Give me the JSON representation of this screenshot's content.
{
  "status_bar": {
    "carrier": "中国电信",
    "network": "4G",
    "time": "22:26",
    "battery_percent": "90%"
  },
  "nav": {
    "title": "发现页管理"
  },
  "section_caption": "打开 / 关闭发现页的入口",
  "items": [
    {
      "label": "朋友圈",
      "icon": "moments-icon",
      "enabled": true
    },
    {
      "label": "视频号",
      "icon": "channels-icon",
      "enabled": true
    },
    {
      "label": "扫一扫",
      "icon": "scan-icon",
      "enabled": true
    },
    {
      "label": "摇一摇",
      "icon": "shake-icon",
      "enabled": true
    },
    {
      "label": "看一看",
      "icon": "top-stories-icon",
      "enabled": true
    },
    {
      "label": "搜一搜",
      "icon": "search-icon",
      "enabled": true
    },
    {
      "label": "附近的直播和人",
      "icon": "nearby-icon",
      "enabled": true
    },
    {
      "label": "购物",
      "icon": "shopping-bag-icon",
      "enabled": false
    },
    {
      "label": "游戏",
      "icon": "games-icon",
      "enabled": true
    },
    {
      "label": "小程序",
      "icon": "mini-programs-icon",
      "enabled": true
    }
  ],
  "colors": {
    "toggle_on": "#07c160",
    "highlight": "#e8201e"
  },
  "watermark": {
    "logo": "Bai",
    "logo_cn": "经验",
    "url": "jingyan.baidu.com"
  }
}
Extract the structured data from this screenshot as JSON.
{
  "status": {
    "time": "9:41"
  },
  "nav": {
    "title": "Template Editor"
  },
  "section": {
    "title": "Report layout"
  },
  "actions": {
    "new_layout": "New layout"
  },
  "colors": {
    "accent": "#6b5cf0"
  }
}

* * * * *

* WHAT TO WORK ON *
Without changing a word, restate the whole listing.

* COMPLETE ANSWER *
Give me the JSON representation of this screenshot's content.
{
  "status_bar": {
    "carrier": "中国电信",
    "network": "4G",
    "time": "22:26",
    "battery_percent": "90%"
  },
  "nav": {
    "title": "发现页管理"
  },
  "section_caption": "打开 / 关闭发现页的入口",
  "items": [
    {
      "label": "朋友圈",
      "icon": "moments-icon",
      "enabled": true
    },
    {
      "label": "视频号",
      "icon": "channels-icon",
      "enabled": true
    },
    {
      "label": "扫一扫",
      "icon": "scan-icon",
      "enabled": true
    },
    {
      "label": "摇一摇",
      "icon": "shake-icon",
      "enabled": true
    },
    {
      "label": "看一看",
      "icon": "top-stories-icon",
      "enabled": true
    },
    {
      "label": "搜一搜",
      "icon": "search-icon",
      "enabled": true
    },
    {
      "label": "附近的直播和人",
      "icon": "nearby-icon",
      "enabled": true
    },
    {
      "label": "购物",
      "icon": "shopping-bag-icon",
      "enabled": false
    },
    {
      "label": "游戏",
      "icon": "games-icon",
      "enabled": true
    },
    {
      "label": "小程序",
      "icon": "mini-programs-icon",
      "enabled": true
    }
  ],
  "colors": {
    "toggle_on": "#07c160",
    "highlight": "#e8201e"
  },
  "watermark": {
    "logo": "Bai",
    "logo_cn": "经验",
    "url": "jingyan.baidu.com"
  }
}
Extract the structured data from this screenshot as JSON.
{
  "status": {
    "time": "9:41"
  },
  "nav": {
    "title": "Template Editor"
  },
  "section": {
    "title": "Report layout"
  },
  "actions": {
    "new_layout": "New layout"
  },
  "colors": {
    "accent": "#6b5cf0"
  }
}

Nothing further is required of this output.